**SUPPLIED RECORDS**:
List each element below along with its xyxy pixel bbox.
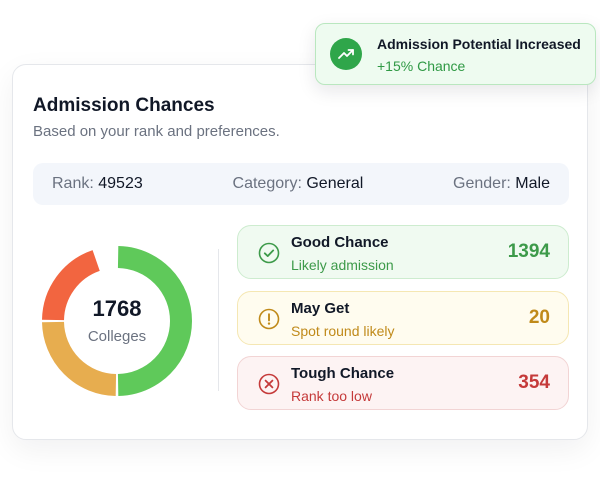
status-tough-chance[interactable]: Tough Chance Rank too low 354	[237, 356, 569, 410]
status-count: 354	[518, 372, 550, 393]
status-good-chance[interactable]: Good Chance Likely admission 1394	[237, 225, 569, 279]
status-count: 20	[528, 307, 550, 328]
gender-field: Gender: Male	[453, 175, 550, 193]
donut-segment-good	[117, 246, 192, 396]
toast-title: Admission Potential Increased	[377, 36, 581, 52]
category-value: General	[306, 175, 364, 192]
category-label: Category:	[232, 175, 302, 192]
rank-field: Rank: 49523	[52, 175, 143, 193]
admission-chances-card: Admission Chances Based on your rank and…	[12, 64, 588, 440]
donut-total: 1768	[92, 296, 142, 322]
donut-center: 1768 Colleges	[39, 243, 195, 399]
gender-value: Male	[515, 175, 550, 192]
donut-segment-may	[42, 321, 117, 396]
status-subtext: Rank too low	[291, 388, 372, 404]
trending-up-icon	[338, 49, 354, 59]
admission-toast[interactable]: Admission Potential Increased +15% Chanc…	[315, 23, 596, 85]
toast-detail: +15% Chance	[377, 58, 466, 74]
card-title: Admission Chances	[33, 95, 215, 116]
toast-badge	[330, 38, 362, 70]
exclamation-circle-icon	[258, 308, 280, 330]
status-subtext: Likely admission	[291, 257, 394, 273]
donut-unit: Colleges	[87, 327, 147, 345]
rank-value: 49523	[98, 175, 143, 192]
status-label: May Get	[291, 300, 350, 317]
status-subtext: Spot round likely	[291, 323, 395, 339]
x-circle-icon	[258, 373, 280, 395]
status-label: Good Chance	[291, 234, 389, 251]
status-may-get[interactable]: May Get Spot round likely 20	[237, 291, 569, 345]
donut-segment-tough	[42, 250, 101, 321]
check-circle-icon	[258, 242, 280, 264]
profile-summary-bar: Rank: 49523 Category: General Gender: Ma…	[33, 163, 569, 205]
donut-svg	[42, 246, 192, 396]
rank-label: Rank:	[52, 175, 94, 192]
card-subtitle: Based on your rank and preferences.	[33, 123, 280, 140]
colleges-donut-chart: 1768 Colleges	[39, 243, 195, 399]
status-label: Tough Chance	[291, 365, 395, 382]
status-count: 1394	[507, 241, 550, 262]
gender-label: Gender:	[453, 175, 511, 192]
divider	[218, 249, 219, 391]
category-field: Category: General	[233, 175, 364, 193]
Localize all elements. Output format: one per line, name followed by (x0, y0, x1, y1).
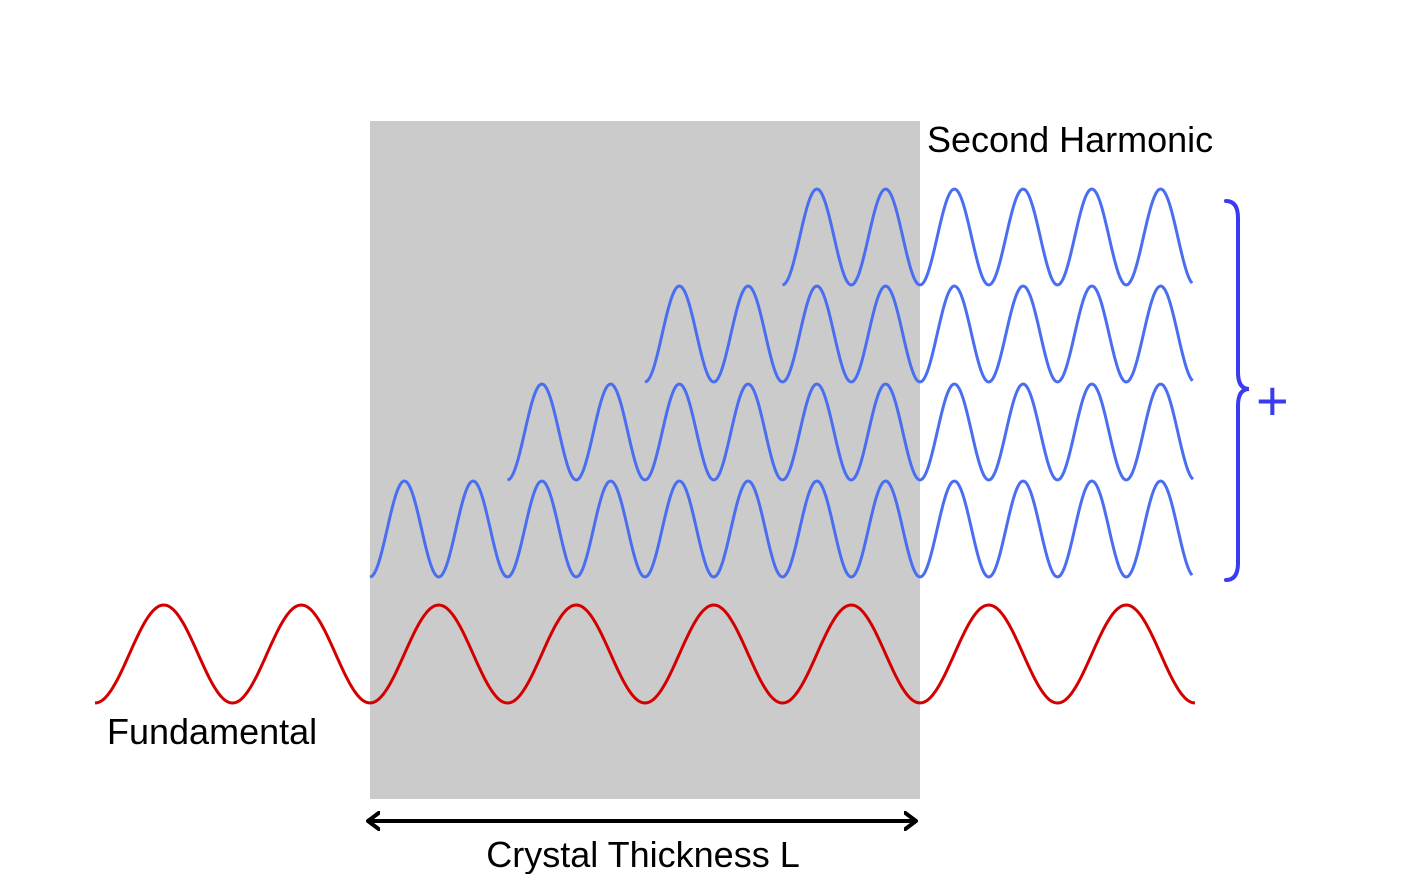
crystal-thickness-label: Crystal Thickness L (486, 834, 799, 874)
fundamental-label: Fundamental (107, 711, 317, 752)
fundamental-wave (94, 603, 1196, 705)
harmonic-wave-row-2 (507, 382, 1195, 482)
second-harmonic-label: Second Harmonic (927, 119, 1213, 160)
sum-brace (1224, 199, 1250, 582)
crystal-region (370, 121, 920, 799)
harmonic-wave-row-3 (644, 284, 1194, 384)
second-harmonic-waves (369, 187, 1195, 579)
sum-plus-sign: + (1256, 369, 1289, 432)
harmonic-wave-row-1 (369, 479, 1194, 579)
harmonic-wave-row-4 (782, 187, 1194, 287)
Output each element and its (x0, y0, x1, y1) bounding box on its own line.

**GOAL**:
Tally the lines of the entries that contain the string "label", matching case exactly. What is the count? Give only the number.

**ANSWER TO THE TASK**:
9